=== Exercise materials ===

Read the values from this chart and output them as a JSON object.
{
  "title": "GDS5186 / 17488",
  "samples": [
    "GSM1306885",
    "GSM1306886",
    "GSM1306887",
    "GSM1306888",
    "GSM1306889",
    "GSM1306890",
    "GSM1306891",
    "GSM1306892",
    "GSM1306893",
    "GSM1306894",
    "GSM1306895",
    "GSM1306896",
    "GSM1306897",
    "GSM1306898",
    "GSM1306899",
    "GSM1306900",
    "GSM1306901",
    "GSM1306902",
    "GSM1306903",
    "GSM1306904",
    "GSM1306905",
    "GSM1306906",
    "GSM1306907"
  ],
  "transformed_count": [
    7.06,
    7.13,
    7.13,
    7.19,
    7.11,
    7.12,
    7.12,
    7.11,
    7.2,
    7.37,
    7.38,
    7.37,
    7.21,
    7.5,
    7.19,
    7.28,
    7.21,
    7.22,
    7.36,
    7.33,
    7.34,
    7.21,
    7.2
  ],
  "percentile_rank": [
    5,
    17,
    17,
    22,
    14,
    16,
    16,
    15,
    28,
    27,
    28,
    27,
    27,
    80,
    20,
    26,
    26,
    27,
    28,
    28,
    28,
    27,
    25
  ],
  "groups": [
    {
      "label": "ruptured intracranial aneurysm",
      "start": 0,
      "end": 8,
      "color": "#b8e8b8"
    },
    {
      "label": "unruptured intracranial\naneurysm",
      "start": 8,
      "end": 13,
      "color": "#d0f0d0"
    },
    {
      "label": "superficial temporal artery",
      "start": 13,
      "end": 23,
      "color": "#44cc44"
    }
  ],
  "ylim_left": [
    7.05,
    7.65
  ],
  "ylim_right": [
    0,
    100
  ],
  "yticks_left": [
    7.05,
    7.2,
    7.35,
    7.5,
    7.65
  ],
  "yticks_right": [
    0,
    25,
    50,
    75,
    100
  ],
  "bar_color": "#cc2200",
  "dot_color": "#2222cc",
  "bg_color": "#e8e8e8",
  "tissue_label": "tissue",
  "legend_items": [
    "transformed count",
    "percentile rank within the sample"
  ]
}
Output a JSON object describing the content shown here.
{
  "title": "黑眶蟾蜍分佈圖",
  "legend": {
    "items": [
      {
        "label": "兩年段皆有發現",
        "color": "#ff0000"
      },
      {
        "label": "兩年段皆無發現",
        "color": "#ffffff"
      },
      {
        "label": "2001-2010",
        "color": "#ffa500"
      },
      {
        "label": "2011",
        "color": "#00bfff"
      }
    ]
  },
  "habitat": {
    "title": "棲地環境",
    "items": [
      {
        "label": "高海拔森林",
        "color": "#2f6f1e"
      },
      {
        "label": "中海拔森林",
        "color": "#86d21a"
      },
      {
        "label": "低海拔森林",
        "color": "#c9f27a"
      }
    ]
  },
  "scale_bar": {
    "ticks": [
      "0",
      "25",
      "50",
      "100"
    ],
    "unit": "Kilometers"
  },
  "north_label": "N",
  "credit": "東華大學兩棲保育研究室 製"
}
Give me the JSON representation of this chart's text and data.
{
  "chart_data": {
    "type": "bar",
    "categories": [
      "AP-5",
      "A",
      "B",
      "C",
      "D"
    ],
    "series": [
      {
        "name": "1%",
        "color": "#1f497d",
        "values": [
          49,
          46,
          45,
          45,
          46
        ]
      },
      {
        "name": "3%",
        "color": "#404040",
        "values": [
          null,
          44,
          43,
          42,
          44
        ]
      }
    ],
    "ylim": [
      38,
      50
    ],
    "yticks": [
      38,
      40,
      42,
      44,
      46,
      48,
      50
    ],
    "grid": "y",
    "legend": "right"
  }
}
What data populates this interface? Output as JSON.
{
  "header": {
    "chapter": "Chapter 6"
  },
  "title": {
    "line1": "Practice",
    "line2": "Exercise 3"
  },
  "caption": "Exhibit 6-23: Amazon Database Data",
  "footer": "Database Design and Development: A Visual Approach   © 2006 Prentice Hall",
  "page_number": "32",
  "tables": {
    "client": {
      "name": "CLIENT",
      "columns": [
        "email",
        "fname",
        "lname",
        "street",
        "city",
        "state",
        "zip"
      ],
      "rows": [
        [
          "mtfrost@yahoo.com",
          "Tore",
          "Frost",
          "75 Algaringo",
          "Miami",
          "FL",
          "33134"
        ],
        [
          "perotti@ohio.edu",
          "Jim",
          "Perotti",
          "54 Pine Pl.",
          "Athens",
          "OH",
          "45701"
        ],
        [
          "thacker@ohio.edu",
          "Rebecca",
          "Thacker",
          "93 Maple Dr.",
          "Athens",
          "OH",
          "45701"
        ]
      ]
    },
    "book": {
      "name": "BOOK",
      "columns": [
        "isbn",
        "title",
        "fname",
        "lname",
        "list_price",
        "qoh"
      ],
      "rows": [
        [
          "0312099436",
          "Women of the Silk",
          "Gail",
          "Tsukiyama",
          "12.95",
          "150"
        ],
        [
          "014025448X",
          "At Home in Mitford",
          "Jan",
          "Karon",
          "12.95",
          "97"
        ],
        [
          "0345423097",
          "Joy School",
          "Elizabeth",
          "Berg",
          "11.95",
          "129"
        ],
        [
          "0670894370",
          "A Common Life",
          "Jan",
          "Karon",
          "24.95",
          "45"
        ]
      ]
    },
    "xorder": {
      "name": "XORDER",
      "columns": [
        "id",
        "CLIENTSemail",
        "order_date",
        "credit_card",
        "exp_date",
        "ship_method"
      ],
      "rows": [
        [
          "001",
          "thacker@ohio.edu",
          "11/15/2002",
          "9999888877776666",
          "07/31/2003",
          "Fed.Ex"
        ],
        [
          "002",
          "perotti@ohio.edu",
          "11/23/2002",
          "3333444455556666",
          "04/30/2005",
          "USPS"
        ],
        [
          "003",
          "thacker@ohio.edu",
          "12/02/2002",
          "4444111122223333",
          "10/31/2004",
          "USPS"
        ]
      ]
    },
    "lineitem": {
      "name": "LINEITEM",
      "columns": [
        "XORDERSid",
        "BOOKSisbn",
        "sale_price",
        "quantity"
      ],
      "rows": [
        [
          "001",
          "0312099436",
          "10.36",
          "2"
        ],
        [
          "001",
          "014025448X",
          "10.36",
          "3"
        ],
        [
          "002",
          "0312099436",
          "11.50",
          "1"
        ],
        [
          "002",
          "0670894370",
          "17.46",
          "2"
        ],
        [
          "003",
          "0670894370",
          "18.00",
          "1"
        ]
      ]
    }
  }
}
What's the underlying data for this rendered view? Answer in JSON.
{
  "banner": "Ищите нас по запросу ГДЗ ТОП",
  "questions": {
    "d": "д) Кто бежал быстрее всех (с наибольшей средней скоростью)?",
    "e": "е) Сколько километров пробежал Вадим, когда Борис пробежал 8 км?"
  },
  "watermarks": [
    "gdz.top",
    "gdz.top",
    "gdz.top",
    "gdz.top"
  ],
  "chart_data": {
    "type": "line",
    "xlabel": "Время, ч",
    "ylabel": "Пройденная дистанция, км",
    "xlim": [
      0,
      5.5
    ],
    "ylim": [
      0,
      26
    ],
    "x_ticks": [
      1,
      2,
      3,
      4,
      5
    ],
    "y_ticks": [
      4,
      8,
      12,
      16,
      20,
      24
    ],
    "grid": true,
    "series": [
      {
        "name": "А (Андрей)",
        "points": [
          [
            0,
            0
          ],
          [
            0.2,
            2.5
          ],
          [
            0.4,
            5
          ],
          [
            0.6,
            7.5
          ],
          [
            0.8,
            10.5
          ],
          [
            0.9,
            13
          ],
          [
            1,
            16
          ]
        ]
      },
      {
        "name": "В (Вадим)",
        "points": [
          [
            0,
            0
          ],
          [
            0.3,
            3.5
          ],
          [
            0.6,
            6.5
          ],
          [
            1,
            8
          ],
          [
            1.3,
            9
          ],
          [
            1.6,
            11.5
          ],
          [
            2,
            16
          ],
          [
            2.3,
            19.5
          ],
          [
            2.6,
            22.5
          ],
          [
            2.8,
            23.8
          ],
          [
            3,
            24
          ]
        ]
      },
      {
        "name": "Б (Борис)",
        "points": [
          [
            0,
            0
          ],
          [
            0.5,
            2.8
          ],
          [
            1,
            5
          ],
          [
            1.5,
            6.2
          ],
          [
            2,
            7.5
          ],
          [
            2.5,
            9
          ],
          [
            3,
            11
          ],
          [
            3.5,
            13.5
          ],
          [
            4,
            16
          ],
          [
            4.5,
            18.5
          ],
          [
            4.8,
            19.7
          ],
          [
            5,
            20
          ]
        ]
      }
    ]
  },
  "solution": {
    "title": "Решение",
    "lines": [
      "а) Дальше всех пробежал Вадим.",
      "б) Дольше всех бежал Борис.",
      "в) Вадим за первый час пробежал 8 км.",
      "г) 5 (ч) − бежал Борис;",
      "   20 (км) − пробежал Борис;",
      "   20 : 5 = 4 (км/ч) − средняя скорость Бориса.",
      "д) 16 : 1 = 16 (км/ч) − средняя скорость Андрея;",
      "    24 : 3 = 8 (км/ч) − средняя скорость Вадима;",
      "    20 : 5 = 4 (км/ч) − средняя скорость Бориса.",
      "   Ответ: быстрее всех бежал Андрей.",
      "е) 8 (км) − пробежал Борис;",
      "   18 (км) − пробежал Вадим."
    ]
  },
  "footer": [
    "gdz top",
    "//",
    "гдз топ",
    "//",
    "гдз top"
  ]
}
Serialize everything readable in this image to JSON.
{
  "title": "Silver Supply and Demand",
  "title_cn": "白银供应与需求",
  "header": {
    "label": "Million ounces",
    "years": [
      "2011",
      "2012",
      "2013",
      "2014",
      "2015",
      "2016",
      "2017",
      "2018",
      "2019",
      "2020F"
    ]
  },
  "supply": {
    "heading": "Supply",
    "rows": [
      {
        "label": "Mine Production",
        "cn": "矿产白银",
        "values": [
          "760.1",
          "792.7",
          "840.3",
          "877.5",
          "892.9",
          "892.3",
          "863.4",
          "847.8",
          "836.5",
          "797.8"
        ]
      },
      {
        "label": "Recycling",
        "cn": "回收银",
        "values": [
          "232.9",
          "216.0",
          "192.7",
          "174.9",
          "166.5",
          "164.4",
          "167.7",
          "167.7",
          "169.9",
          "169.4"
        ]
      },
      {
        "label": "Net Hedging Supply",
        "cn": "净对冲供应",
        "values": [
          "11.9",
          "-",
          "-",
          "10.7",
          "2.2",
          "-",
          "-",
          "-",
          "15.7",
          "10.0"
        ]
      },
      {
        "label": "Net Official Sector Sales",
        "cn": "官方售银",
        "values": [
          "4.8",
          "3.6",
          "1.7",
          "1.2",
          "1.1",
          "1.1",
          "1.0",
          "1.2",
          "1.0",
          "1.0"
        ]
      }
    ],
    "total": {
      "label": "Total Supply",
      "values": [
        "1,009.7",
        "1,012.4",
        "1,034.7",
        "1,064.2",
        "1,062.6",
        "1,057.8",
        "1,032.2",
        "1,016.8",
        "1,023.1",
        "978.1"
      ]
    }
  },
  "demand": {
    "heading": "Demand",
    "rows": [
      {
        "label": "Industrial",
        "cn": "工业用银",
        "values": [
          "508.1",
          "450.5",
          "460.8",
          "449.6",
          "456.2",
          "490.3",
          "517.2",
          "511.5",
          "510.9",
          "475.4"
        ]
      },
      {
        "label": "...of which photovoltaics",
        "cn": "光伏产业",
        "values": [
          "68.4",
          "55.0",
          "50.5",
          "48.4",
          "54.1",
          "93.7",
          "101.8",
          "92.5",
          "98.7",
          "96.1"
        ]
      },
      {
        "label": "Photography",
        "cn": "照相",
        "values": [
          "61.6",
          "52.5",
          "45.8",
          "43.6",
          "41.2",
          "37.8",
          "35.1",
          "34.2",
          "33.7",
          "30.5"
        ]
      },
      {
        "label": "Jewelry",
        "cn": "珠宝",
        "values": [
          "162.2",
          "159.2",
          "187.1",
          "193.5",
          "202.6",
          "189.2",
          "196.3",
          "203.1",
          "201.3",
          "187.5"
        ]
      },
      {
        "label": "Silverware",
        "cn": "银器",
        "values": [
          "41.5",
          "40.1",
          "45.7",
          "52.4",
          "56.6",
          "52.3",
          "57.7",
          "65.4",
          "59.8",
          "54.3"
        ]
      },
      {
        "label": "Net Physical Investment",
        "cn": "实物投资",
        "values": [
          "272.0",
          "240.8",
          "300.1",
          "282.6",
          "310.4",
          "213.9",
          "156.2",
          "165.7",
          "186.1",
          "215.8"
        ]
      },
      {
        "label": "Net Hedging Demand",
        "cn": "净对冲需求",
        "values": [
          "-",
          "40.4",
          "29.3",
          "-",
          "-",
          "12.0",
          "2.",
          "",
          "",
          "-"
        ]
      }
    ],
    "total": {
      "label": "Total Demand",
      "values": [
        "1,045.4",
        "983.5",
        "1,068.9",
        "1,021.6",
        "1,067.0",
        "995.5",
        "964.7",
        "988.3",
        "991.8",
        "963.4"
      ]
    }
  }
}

===

Aim of the task: In the entries above, find every line with the word "Hedging" and list it.

Exercise solution:
        "label": "Net Hedging Supply",
        "label": "Net Hedging Demand",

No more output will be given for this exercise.